** Begin EXERCISE MATERIALS **

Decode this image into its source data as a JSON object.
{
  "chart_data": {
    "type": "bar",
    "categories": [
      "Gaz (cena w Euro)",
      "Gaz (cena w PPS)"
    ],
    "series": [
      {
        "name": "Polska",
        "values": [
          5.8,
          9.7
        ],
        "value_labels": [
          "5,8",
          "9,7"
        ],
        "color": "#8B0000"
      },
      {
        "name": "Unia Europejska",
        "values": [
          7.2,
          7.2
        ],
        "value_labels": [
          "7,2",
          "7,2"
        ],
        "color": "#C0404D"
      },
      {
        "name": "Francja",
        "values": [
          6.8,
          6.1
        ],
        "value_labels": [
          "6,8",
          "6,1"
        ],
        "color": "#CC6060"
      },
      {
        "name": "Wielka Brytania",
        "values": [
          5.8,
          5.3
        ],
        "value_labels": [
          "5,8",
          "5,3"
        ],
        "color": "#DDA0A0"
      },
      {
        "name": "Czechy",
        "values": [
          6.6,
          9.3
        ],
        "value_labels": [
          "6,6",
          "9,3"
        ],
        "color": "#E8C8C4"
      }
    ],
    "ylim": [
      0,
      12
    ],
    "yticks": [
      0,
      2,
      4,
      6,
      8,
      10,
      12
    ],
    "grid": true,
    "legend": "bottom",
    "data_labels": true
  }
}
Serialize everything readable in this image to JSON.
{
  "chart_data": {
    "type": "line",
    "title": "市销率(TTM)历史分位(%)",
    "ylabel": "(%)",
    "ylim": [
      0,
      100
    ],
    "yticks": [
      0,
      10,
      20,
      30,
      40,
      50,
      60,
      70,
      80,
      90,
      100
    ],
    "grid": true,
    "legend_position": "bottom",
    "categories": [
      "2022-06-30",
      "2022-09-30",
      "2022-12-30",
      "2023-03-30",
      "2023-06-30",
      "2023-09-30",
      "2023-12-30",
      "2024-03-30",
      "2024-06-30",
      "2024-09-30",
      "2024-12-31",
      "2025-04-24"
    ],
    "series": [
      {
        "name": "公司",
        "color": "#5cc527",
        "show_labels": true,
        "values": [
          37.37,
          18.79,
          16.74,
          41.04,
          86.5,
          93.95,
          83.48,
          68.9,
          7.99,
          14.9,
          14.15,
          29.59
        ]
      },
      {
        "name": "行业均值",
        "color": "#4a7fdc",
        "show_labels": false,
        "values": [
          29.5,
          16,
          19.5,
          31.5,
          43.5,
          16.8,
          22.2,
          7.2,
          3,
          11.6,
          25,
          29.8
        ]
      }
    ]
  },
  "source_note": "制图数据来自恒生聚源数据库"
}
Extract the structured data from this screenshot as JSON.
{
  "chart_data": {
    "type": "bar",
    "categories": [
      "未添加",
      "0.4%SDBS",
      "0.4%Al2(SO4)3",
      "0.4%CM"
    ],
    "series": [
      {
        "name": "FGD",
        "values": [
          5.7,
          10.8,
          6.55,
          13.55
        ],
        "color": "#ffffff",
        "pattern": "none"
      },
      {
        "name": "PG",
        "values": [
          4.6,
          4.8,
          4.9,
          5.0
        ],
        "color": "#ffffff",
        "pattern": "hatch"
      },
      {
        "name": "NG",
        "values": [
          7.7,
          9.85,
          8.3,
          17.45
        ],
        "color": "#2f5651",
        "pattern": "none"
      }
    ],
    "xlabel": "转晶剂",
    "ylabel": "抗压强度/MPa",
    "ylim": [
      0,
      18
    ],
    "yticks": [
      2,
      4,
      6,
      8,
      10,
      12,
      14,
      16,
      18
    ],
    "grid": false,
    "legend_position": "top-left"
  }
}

** End EXERCISE MATERIALS **

- REQUIRED TASK -
Collect every line with the string "JSON" from the records, and copy each.

- TASK OUTPUT -
Decode this image into its source data as a JSON object.
Serialize everything readable in this image to JSON.
Extract the structured data from this screenshot as JSON.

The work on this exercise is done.